■ **EXERCISE REQUIREMENTS**
Review the lines that follow and copy each one that contains the word "story".

(Data items)
begin

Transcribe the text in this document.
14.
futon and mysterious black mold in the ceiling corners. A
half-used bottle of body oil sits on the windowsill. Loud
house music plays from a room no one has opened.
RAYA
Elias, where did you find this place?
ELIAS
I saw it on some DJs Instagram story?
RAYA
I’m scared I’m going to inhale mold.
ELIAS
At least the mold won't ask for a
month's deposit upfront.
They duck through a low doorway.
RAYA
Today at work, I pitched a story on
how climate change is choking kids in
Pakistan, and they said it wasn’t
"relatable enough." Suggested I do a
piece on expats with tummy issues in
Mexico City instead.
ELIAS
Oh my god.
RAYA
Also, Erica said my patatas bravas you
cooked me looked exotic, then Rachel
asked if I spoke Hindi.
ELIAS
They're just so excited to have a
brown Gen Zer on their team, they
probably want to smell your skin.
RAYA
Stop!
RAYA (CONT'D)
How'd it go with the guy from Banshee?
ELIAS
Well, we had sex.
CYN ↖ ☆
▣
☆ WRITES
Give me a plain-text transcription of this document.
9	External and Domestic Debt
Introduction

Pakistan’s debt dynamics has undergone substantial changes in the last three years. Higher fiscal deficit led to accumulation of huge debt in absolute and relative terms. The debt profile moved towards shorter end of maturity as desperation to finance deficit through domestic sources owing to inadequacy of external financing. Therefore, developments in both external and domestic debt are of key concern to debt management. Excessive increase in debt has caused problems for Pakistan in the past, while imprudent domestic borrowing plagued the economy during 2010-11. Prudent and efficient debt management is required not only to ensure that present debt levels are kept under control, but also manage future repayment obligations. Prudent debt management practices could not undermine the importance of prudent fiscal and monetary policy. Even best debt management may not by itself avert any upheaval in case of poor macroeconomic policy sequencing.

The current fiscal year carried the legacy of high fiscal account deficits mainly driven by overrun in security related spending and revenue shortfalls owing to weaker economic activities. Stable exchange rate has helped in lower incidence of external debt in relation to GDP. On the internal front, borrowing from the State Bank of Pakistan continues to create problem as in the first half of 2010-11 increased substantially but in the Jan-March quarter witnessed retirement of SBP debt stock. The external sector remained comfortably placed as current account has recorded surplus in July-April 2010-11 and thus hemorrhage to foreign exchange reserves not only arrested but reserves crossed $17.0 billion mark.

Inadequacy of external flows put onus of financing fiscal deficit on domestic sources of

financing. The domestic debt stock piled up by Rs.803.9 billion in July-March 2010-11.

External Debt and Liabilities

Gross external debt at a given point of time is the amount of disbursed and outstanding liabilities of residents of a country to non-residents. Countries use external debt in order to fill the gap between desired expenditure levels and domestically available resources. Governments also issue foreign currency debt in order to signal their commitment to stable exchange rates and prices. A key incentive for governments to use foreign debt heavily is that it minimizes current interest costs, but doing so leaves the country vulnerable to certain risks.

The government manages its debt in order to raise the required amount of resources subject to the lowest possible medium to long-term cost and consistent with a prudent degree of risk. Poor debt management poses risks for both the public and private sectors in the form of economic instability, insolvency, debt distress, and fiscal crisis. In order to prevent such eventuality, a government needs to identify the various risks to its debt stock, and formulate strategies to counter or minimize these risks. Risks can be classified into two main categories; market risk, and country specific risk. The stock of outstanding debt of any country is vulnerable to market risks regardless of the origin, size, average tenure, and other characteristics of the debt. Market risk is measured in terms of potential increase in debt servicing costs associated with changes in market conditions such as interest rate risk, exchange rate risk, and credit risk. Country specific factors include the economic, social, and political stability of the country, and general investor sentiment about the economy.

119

end

■ **ANSWER IN FULL**
I saw it on some DJs Instagram story?
Today at work, I pitched a story on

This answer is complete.